WRITTEN INSTRUCTION 1 - From the lantern conversion thread below, restate the paragraph beginning "jbillh, no the regulator" as a short bulleted list that keeps its main facts.

PROVIDED PASSAGE -
# Coleman Lantern Conversions



## jbillh (Mar 4, 2011)

Hi Folks,

We now have 5 Coleman lanterns that use the small quart sized propane bottles.

So, I'd like to make them more versatile in case we run out of the small bottles.

1. Is there an adapter that will allow me to connect it to an external propane tank? Anyone know where to find such? May need an in-line regulator as well?

2. Is there a way to convert it over so it can use white gas / Kerosene? How is this done.

3. Any other innovative ways you can think of that can help me use these when the chips are down?

Thanks Much... I really appreciate your thoughts!

Bill


----------



## cowboyhermit (Nov 10, 2012)

You can refill the small bottles from a larger one with a readily available fitting or kit, this may be the easiest alternative.
Converting to white gas I would think would not be worth it because the tank/generator is most of the lantern.


----------



## JustCliff (May 21, 2011)

I got one of these conversion hoses I use for lanterns and a propane torch. Comes in pretty handy. i have only used it once on the lantern. I got tired of using and paying for the bottles for my torch. It's not as portable now but its easier to use where I do use it.
http://www.amazon.com/Mr-Heater-12-Foot-Assembly-F273702/dp/B00005LEXM/ref=sr_1_fkmr0_2?ie=UTF8&qid=1359805186&sr=8-2-fkmr0&keywords=propane+lantern+conversion+hose


----------



## hiwall (Jun 15, 2012)

jbillh, no the regulator is already built into your lantern. The hose JustCliff shows is your easy answer. It is available in different lengths. Do not try to make your own hose as the pressure in that line is up to around 200 psi.


----------



## sewserious (Mar 16, 2010)

There are accessories called lantern trees that attach to 20-lb tanks that hold your lantern top and have tees to add other accessories. It will run you about $40 but is well worth the price. Lots of places that sell the lanterns sell the trees. Here is a link for example. Google to find the best price.

http://www.walmart.com/ip/13848693?wmlspartner=wlpa&adid=22222222227000000000&wl0=&wl1=g&wl2=&wl3=21486607510&wl4=&wl5=pla&veh=sem


----------



## jbillh (Mar 4, 2011)

Thanks Folks!

I always know I can count on the people in this forum to help me out!

Again... Thanks So Much!


----------



## LincTex (Apr 1, 2011)

Just MHO, but I wouldn't waste good propane just to make light. 
In the winter it might be nice to get some heat as well as light (and I could see it for that use), but there are better ways to make light with less power (energy) used and less heat created.


----------

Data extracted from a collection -
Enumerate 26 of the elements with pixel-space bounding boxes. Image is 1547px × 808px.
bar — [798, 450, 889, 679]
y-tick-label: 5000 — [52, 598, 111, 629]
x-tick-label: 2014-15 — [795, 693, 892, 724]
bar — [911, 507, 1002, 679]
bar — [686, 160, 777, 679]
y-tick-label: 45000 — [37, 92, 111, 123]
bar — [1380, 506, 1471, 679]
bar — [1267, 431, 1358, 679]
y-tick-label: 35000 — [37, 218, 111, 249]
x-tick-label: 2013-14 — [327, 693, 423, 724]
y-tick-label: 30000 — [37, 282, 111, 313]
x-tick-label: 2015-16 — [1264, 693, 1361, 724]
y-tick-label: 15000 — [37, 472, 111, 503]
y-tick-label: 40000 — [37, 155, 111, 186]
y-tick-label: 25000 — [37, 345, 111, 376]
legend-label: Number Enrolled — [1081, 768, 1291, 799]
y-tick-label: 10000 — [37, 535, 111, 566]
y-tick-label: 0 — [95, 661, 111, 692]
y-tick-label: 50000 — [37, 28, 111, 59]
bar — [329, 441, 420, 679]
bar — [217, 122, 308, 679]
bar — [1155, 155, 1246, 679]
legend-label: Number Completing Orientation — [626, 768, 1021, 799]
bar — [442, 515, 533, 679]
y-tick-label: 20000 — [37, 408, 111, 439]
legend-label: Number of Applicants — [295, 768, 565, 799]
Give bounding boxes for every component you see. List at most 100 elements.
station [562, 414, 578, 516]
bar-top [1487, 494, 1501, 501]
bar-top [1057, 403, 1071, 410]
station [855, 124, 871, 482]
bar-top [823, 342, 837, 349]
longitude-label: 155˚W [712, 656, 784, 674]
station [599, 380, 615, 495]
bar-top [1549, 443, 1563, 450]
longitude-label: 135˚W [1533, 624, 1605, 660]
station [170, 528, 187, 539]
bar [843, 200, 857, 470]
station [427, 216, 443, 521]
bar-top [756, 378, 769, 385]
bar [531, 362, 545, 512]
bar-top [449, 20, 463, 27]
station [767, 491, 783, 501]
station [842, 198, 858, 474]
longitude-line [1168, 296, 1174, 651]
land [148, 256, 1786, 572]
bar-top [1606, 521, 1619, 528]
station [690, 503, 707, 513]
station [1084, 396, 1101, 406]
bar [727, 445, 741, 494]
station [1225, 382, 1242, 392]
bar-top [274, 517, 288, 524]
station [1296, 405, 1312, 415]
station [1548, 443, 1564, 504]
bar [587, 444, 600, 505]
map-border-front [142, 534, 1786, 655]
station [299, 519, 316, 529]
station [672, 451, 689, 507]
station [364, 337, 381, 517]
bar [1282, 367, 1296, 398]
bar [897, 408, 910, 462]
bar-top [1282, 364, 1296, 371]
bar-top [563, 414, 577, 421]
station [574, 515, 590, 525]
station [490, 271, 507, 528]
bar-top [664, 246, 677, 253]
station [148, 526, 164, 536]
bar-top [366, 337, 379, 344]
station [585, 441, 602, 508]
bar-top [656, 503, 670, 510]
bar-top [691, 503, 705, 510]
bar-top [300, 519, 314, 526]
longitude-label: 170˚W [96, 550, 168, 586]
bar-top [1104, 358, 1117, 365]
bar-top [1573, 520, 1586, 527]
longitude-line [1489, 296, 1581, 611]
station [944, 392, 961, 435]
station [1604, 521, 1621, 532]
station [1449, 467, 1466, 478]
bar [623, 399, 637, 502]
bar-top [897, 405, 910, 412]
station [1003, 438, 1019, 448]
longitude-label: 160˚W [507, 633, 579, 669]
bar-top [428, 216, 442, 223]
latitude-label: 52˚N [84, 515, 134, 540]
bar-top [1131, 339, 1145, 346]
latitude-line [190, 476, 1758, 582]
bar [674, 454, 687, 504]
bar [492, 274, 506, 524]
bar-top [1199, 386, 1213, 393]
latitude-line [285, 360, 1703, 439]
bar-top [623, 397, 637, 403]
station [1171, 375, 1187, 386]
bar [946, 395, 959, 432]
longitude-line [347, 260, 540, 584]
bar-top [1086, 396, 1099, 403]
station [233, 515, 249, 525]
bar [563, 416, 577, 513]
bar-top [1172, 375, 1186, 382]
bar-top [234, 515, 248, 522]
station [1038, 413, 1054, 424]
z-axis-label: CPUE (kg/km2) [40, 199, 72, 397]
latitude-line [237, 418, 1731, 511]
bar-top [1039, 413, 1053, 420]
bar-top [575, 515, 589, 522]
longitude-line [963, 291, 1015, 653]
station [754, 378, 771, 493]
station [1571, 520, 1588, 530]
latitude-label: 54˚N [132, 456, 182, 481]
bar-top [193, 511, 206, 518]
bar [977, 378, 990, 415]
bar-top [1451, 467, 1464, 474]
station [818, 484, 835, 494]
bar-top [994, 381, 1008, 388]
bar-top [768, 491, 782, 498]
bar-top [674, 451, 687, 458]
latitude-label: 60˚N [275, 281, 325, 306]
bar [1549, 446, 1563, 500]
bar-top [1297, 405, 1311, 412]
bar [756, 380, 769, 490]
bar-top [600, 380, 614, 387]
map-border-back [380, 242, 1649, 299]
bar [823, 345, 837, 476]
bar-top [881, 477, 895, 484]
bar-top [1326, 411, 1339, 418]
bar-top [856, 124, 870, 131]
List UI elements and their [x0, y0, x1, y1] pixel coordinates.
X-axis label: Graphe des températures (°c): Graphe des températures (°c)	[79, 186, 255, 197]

WRITTEN INSTRUCTION 2 - Reproduce the records verbatim from their first line through the line holding "y-tick-label: 20000 — [37, 408, 111, 439]", with both of those lines included.

FULL ANSWER 1 -
- The regulator is already built into the lantern.
- The hose JustCliff shows is the easy answer and comes in different lengths.
- Do not make a homemade hose, because the pressure in that line runs up to around 200 psi.

FULL ANSWER 2 -
Enumerate 26 of the elements with pixel-space bounding boxes. Image is 1547px × 808px.
bar — [798, 450, 889, 679]
y-tick-label: 5000 — [52, 598, 111, 629]
x-tick-label: 2014-15 — [795, 693, 892, 724]
bar — [911, 507, 1002, 679]
bar — [686, 160, 777, 679]
y-tick-label: 45000 — [37, 92, 111, 123]
bar — [1380, 506, 1471, 679]
bar — [1267, 431, 1358, 679]
y-tick-label: 35000 — [37, 218, 111, 249]
x-tick-label: 2013-14 — [327, 693, 423, 724]
y-tick-label: 30000 — [37, 282, 111, 313]
x-tick-label: 2015-16 — [1264, 693, 1361, 724]
y-tick-label: 15000 — [37, 472, 111, 503]
y-tick-label: 40000 — [37, 155, 111, 186]
y-tick-label: 25000 — [37, 345, 111, 376]
legend-label: Number Enrolled — [1081, 768, 1291, 799]
y-tick-label: 10000 — [37, 535, 111, 566]
y-tick-label: 0 — [95, 661, 111, 692]
y-tick-label: 50000 — [37, 28, 111, 59]
bar — [329, 441, 420, 679]
bar — [217, 122, 308, 679]
bar — [1155, 155, 1246, 679]
legend-label: Number Completing Orientation — [626, 768, 1021, 799]
bar — [442, 515, 533, 679]
y-tick-label: 20000 — [37, 408, 111, 439]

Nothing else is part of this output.